_Data excerpts_:
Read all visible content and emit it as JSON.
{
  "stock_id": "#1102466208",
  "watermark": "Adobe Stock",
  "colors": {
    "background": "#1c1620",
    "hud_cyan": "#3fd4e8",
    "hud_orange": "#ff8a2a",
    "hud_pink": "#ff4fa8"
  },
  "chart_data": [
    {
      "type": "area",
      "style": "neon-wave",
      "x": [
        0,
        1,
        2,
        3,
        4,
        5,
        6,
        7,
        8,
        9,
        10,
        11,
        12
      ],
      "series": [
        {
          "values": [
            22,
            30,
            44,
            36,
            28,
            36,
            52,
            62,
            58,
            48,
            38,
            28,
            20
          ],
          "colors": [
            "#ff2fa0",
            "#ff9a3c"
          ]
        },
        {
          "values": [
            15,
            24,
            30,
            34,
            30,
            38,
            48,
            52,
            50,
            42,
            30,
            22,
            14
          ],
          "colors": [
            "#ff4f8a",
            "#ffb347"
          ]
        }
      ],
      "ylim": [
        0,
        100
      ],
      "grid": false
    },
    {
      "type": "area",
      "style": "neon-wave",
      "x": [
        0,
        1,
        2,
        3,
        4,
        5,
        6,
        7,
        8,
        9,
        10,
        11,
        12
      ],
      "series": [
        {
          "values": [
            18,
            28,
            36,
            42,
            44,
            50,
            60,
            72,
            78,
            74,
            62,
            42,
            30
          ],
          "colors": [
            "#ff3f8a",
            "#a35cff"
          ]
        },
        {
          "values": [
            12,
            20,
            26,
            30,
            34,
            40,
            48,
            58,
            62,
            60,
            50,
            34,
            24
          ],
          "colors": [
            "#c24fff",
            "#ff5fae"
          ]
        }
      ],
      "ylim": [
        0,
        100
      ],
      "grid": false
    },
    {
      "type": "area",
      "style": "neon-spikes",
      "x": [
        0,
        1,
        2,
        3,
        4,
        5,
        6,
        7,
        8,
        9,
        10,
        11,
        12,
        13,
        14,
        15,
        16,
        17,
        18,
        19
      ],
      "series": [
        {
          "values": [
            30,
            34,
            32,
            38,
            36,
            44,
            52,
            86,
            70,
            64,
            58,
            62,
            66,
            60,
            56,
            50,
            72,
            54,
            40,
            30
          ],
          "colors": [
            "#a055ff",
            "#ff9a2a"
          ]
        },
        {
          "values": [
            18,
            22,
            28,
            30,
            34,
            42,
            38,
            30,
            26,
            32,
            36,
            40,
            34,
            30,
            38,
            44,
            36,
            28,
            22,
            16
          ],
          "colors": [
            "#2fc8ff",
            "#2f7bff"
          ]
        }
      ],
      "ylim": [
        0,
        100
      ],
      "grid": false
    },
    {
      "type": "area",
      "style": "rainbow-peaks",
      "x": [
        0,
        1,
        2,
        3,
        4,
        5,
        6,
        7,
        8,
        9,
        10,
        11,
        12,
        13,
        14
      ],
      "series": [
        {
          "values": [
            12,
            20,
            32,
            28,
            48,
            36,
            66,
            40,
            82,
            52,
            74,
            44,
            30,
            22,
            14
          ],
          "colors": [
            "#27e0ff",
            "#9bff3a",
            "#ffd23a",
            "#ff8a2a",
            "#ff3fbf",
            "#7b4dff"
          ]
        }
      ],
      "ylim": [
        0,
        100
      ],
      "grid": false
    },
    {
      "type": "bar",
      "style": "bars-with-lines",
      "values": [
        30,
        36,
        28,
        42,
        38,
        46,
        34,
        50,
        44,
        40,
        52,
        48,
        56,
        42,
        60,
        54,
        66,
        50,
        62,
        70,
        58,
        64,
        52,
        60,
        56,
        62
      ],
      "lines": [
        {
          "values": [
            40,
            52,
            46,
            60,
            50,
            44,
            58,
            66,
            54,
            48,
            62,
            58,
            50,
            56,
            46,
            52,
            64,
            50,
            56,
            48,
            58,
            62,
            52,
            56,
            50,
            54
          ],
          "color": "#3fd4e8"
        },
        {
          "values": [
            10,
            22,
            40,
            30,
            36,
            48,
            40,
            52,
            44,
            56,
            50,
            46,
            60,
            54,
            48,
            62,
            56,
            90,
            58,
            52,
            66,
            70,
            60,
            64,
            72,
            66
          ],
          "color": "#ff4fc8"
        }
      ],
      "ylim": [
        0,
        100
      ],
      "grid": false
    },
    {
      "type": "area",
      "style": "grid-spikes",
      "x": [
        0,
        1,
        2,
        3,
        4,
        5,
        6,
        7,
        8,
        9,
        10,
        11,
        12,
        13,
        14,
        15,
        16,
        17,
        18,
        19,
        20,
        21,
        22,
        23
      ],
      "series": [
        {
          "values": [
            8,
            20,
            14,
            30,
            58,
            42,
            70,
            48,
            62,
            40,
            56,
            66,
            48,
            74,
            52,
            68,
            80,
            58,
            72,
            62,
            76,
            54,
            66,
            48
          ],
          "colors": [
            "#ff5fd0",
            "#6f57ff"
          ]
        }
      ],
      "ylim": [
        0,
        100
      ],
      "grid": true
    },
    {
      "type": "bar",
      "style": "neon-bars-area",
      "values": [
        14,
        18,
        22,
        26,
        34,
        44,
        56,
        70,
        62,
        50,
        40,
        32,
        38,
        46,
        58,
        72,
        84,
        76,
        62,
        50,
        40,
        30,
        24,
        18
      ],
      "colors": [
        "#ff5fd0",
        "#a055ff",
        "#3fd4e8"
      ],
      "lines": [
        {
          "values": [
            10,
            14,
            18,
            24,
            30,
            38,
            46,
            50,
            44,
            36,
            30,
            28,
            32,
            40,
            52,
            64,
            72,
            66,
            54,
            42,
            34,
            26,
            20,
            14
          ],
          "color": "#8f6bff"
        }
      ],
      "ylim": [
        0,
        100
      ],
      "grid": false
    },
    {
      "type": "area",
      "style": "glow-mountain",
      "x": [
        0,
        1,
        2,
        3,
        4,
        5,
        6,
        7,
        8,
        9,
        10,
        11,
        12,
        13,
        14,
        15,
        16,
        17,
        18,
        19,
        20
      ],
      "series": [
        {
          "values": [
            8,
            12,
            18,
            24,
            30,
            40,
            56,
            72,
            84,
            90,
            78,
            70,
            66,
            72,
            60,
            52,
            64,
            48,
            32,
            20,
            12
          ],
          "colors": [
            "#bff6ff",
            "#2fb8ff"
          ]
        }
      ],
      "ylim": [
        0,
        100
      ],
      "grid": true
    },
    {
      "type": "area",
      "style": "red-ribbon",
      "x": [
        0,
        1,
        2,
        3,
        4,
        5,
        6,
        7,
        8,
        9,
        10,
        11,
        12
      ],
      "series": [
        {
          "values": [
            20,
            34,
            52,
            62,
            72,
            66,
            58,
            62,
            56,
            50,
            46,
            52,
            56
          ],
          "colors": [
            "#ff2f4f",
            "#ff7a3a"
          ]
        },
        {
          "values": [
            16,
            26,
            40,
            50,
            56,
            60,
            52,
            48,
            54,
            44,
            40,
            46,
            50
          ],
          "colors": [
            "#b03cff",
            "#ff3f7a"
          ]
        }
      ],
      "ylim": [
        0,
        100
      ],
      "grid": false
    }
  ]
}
* * *
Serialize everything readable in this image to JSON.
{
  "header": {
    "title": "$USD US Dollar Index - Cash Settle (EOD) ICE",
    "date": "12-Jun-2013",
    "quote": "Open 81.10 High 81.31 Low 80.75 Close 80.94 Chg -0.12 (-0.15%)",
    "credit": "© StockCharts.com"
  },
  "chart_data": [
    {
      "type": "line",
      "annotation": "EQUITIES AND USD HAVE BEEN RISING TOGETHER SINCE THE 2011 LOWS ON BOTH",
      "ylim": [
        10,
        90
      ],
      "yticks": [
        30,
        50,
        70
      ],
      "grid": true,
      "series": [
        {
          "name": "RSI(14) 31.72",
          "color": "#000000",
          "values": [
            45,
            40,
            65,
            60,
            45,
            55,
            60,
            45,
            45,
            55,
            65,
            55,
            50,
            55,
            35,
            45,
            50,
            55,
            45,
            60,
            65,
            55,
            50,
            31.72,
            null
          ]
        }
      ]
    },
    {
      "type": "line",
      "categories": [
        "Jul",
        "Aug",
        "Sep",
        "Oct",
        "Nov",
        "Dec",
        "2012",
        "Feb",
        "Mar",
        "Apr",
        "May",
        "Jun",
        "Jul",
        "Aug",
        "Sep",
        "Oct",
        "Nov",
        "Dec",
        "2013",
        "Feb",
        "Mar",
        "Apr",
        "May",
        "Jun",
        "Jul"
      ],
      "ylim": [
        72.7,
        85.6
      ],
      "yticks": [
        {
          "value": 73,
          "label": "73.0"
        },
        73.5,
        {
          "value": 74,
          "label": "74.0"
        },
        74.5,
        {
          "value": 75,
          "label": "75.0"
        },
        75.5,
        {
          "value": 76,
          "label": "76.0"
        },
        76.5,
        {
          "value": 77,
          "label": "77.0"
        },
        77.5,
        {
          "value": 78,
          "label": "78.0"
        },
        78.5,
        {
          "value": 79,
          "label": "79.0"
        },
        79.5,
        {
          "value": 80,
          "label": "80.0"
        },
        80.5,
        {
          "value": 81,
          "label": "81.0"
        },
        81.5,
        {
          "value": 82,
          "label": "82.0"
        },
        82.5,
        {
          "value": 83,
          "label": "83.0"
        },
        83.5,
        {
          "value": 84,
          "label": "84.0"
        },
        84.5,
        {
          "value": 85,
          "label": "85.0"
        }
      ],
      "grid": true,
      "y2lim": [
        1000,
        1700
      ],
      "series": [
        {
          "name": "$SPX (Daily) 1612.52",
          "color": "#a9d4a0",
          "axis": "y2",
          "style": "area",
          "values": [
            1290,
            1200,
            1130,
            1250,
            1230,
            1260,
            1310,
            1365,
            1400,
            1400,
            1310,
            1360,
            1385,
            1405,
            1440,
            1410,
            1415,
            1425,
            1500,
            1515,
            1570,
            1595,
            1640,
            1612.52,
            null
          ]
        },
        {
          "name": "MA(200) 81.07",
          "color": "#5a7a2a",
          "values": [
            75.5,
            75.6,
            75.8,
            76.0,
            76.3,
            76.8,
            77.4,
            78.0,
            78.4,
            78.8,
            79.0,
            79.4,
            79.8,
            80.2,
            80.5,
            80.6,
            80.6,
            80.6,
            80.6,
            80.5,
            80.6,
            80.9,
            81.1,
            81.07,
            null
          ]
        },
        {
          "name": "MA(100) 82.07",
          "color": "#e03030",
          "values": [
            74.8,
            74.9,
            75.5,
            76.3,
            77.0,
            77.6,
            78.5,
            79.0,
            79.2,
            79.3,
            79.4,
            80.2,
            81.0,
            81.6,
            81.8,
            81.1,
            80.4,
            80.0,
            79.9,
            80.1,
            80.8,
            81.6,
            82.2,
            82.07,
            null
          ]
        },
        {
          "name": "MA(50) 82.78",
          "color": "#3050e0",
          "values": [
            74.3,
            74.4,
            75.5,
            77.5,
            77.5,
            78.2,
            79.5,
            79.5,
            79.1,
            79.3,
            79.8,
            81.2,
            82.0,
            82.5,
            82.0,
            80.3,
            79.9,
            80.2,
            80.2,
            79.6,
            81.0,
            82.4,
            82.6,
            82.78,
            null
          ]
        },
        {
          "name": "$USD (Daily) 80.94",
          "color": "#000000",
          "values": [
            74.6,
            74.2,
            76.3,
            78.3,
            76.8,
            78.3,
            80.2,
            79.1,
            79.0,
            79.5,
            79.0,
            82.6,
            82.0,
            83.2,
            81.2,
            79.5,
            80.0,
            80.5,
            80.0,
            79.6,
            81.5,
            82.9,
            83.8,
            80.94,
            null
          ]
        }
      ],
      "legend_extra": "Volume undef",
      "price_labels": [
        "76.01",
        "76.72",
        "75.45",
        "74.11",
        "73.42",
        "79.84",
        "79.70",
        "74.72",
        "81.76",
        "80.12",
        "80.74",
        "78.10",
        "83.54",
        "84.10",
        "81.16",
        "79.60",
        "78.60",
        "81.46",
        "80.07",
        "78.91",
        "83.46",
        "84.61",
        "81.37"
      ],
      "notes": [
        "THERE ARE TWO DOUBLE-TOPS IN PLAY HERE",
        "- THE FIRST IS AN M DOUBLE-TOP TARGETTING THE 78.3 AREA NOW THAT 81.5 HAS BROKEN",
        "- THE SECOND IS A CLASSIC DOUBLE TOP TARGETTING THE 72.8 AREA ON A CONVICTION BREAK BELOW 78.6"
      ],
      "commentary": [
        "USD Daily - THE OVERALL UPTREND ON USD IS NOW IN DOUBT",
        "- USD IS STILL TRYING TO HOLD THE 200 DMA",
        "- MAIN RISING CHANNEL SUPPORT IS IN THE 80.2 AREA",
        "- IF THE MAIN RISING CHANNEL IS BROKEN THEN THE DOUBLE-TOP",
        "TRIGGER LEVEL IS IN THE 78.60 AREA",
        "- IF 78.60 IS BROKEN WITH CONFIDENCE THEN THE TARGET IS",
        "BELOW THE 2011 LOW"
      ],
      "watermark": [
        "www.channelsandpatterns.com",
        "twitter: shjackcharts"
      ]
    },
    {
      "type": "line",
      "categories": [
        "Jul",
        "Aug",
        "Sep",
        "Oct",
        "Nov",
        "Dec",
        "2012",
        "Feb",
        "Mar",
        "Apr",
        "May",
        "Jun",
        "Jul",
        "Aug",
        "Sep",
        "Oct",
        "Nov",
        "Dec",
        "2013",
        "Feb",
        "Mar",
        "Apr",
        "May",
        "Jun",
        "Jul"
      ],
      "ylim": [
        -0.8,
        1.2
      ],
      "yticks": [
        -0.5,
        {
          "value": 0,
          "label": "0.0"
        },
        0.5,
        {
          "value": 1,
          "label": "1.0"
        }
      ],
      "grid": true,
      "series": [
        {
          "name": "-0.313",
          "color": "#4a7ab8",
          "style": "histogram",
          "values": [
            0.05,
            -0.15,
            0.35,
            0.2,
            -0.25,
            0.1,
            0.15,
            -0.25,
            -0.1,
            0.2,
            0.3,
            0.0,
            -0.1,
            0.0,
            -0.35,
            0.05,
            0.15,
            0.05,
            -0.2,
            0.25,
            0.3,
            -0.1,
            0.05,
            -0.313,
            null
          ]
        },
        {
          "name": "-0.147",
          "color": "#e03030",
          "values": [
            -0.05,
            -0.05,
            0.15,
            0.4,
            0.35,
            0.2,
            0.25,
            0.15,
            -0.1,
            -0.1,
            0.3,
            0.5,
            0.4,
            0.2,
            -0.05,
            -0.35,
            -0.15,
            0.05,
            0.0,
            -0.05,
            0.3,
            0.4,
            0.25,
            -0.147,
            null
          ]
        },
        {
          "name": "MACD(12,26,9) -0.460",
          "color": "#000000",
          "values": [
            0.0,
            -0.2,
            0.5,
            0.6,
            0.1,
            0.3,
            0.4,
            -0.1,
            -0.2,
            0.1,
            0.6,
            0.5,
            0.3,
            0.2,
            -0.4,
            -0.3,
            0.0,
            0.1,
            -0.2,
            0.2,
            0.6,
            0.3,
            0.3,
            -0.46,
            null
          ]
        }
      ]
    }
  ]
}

_Task to complete_:
Pick out each line in the material containing "style".

_Response to this exercise_:
      "style": "neon-wave",
      "style": "neon-wave",
      "style": "neon-spikes",
      "style": "rainbow-peaks",
      "style": "bars-with-lines",
      "style": "grid-spikes",
      "style": "neon-bars-area",
      "style": "glow-mountain",
      "style": "red-ribbon",
          "style": "area",
          "style": "histogram",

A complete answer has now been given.